:: WHAT IS REQUIRED ::
Exclude the pictures and retype the entries as written.

** START ENTRIES SUPPLIED **

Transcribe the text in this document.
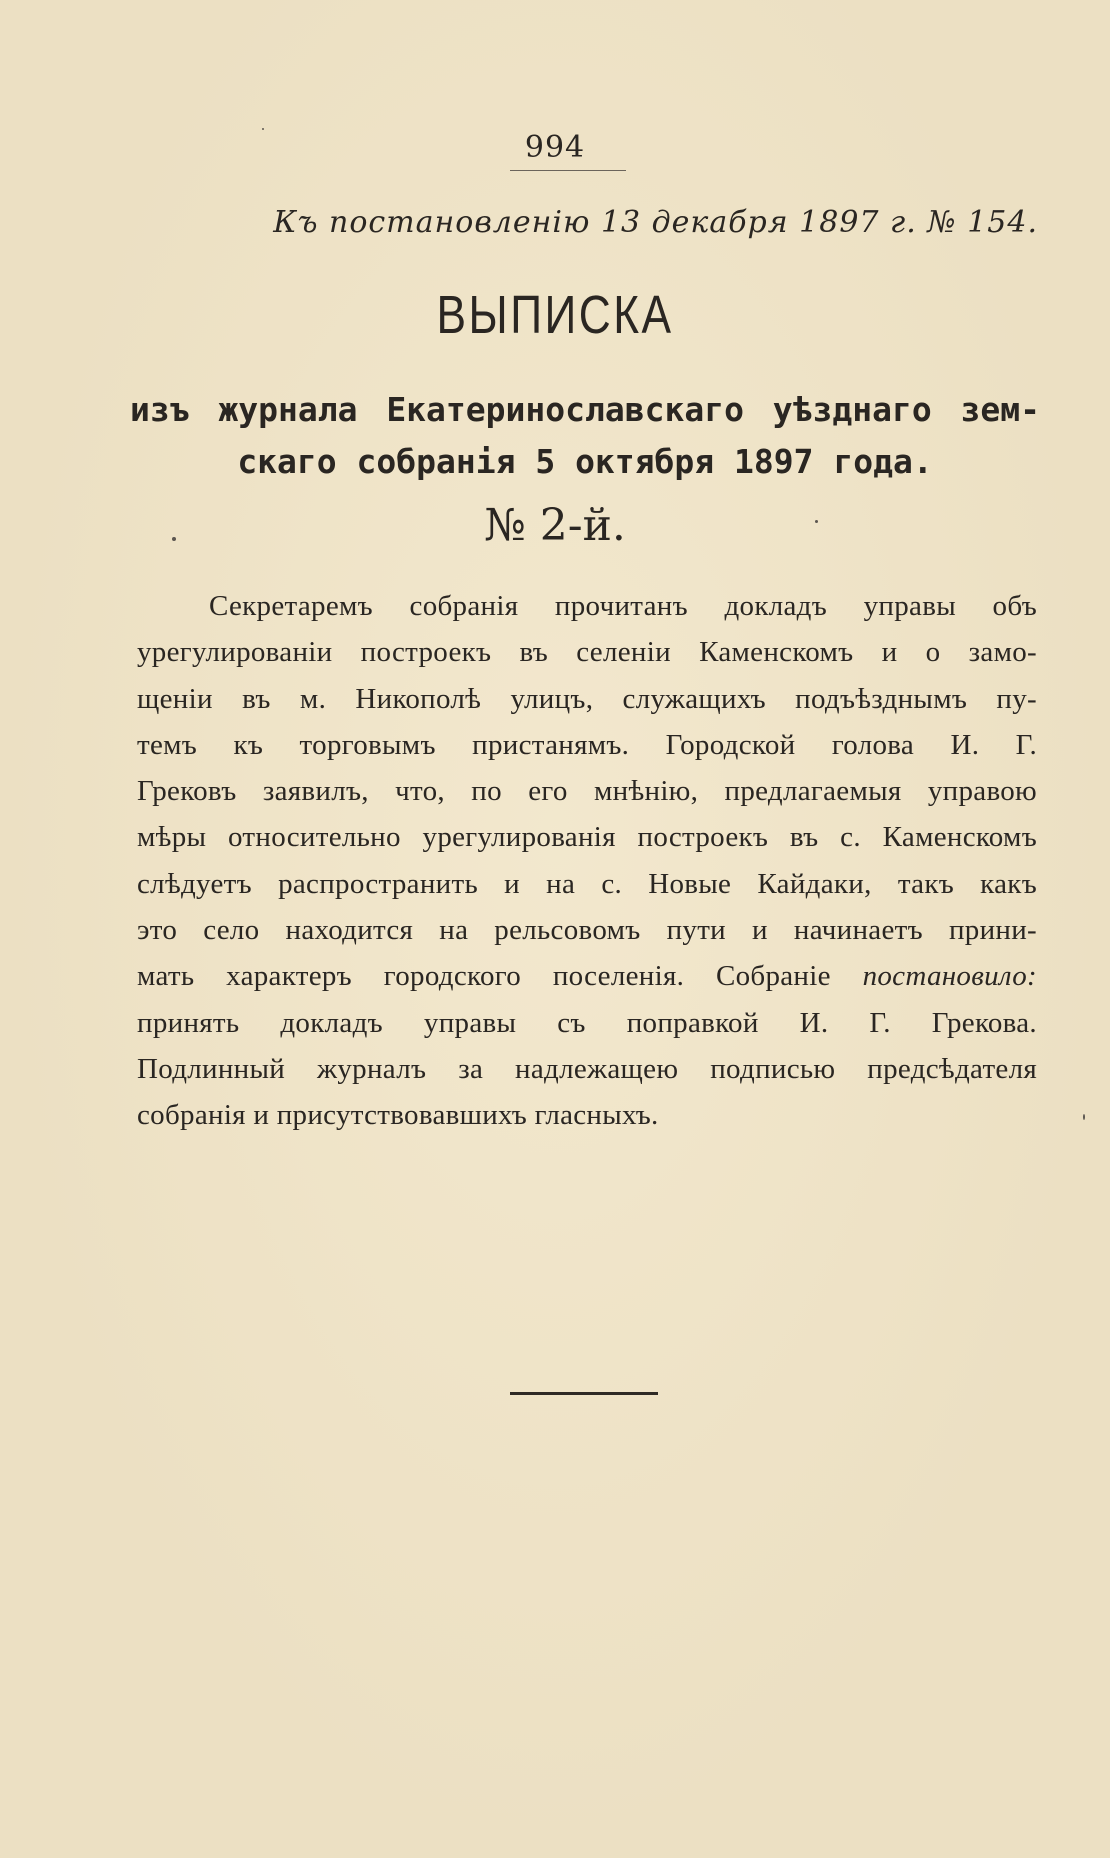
994
Къ постановленію 13 декабря 1897 г. № 154.
ВЫПИСКА
изъ журнала Екатеринославскаго уѣзднаго зем-
скаго собранія 5 октября 1897 года.
№ 2-й.
Секретаремъ собранія прочитанъ докладъ управы объ
урегулированіи построекъ въ селеніи Каменскомъ и о замо-
щеніи въ м. Никополѣ улицъ, служащихъ подъѣзднымъ пу-
темъ къ торговымъ пристанямъ. Городской голова И. Г.
Грековъ заявилъ, что, по его мнѣнію, предлагаемыя управою
мѣры относительно урегулированія построекъ въ с. Каменскомъ
слѣдуетъ распространить и на с. Новые Кайдаки, такъ какъ
это село находится на рельсовомъ пути и начинаетъ прини-
мать характеръ городского поселенія. Собраніе постановило:
принять докладъ управы съ поправкой И. Г. Грекова.
Подлинный журналъ за надлежащею подписью предсѣдателя
собранія и присутствовавшихъ гласныхъ.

** END ENTRIES SUPPLIED **

:: EXERCISE ANSWER ::
Transcribe the text in this document.
994
Къ постановленію 13 декабря 1897 г. № 154.
ВЫПИСКА
изъ журнала Екатеринославскаго уѣзднаго зем-
скаго собранія 5 октября 1897 года.
№ 2-й.
Секретаремъ собранія прочитанъ докладъ управы объ
урегулированіи построекъ въ селеніи Каменскомъ и о замо-
щеніи въ м. Никополѣ улицъ, служащихъ подъѣзднымъ пу-
темъ къ торговымъ пристанямъ. Городской голова И. Г.
Грековъ заявилъ, что, по его мнѣнію, предлагаемыя управою
мѣры относительно урегулированія построекъ въ с. Каменскомъ
слѣдуетъ распространить и на с. Новые Кайдаки, такъ какъ
это село находится на рельсовомъ пути и начинаетъ прини-
мать характеръ городского поселенія. Собраніе постановило:
принять докладъ управы съ поправкой И. Г. Грекова.
Подлинный журналъ за надлежащею подписью предсѣдателя
собранія и присутствовавшихъ гласныхъ.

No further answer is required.